## Start
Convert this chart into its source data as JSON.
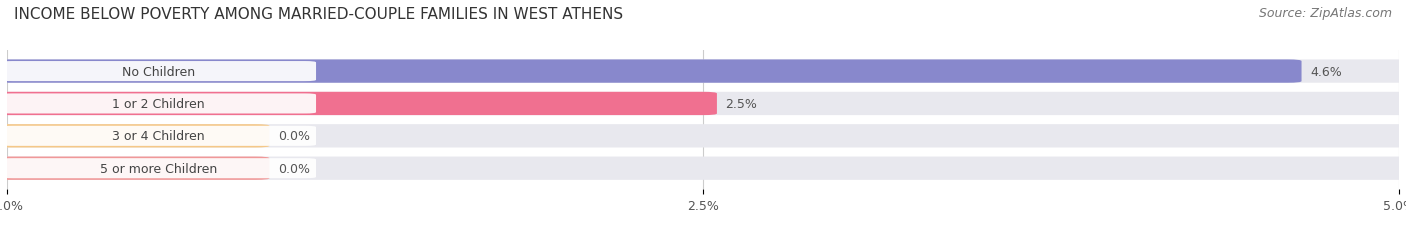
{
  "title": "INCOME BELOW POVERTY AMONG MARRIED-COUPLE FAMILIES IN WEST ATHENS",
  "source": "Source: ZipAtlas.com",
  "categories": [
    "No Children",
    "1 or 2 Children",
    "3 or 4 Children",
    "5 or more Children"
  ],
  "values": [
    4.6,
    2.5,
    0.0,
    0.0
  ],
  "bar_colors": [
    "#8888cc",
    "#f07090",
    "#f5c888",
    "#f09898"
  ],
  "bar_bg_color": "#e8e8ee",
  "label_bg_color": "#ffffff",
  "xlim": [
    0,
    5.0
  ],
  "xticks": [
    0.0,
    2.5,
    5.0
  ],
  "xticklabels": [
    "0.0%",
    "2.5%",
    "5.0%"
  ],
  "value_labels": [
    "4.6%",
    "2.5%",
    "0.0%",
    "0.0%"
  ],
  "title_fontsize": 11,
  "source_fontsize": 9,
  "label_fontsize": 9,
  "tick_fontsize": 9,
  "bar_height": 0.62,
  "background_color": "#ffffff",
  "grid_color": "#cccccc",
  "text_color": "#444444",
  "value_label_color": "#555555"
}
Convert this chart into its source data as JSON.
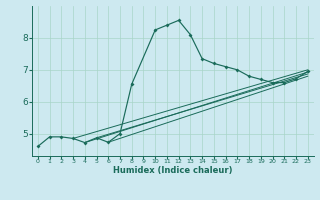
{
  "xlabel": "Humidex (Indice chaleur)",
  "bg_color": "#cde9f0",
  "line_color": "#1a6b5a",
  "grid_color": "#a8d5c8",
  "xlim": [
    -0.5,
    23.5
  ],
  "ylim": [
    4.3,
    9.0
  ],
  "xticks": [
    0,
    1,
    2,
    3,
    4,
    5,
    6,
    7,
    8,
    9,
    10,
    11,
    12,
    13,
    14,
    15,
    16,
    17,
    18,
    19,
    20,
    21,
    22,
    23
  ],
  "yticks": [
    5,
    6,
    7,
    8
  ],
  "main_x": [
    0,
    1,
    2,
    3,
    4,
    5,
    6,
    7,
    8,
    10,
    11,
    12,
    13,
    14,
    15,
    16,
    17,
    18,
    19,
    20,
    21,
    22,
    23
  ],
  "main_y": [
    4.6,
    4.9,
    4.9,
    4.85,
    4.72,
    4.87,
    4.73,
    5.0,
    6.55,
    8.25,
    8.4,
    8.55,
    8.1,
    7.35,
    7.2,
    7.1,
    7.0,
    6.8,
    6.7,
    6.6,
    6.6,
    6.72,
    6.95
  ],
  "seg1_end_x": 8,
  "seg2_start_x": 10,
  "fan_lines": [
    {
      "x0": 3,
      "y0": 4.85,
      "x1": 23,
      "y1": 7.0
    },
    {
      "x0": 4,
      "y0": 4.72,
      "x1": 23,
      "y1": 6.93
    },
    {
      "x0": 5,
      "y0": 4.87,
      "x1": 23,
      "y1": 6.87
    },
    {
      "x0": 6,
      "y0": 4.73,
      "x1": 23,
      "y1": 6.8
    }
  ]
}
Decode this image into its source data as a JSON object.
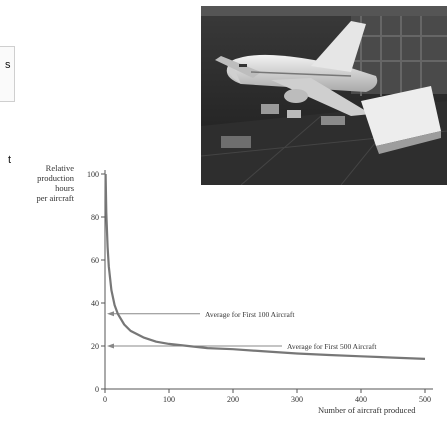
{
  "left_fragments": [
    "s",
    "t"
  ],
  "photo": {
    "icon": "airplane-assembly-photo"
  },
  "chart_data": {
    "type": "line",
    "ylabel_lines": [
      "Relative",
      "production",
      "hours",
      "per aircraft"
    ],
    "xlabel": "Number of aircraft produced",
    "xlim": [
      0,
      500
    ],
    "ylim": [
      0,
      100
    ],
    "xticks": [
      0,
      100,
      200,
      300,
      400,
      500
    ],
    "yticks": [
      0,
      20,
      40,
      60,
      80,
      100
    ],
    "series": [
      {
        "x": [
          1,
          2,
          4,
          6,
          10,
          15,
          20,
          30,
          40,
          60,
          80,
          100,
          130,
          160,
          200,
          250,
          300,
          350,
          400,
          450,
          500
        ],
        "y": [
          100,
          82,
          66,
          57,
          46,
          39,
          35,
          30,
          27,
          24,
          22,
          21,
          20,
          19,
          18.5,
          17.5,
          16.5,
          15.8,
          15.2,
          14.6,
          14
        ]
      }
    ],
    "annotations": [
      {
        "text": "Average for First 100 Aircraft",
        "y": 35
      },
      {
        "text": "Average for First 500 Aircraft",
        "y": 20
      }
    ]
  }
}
## End
* **GOAL OF THE EXERCISE**
Where a line holds "ffffff", copy it out.

* **RESULT OF THIS EXERCISE**
  "label_bg_color": "#ffffff",
  "background_color": "#ffffff",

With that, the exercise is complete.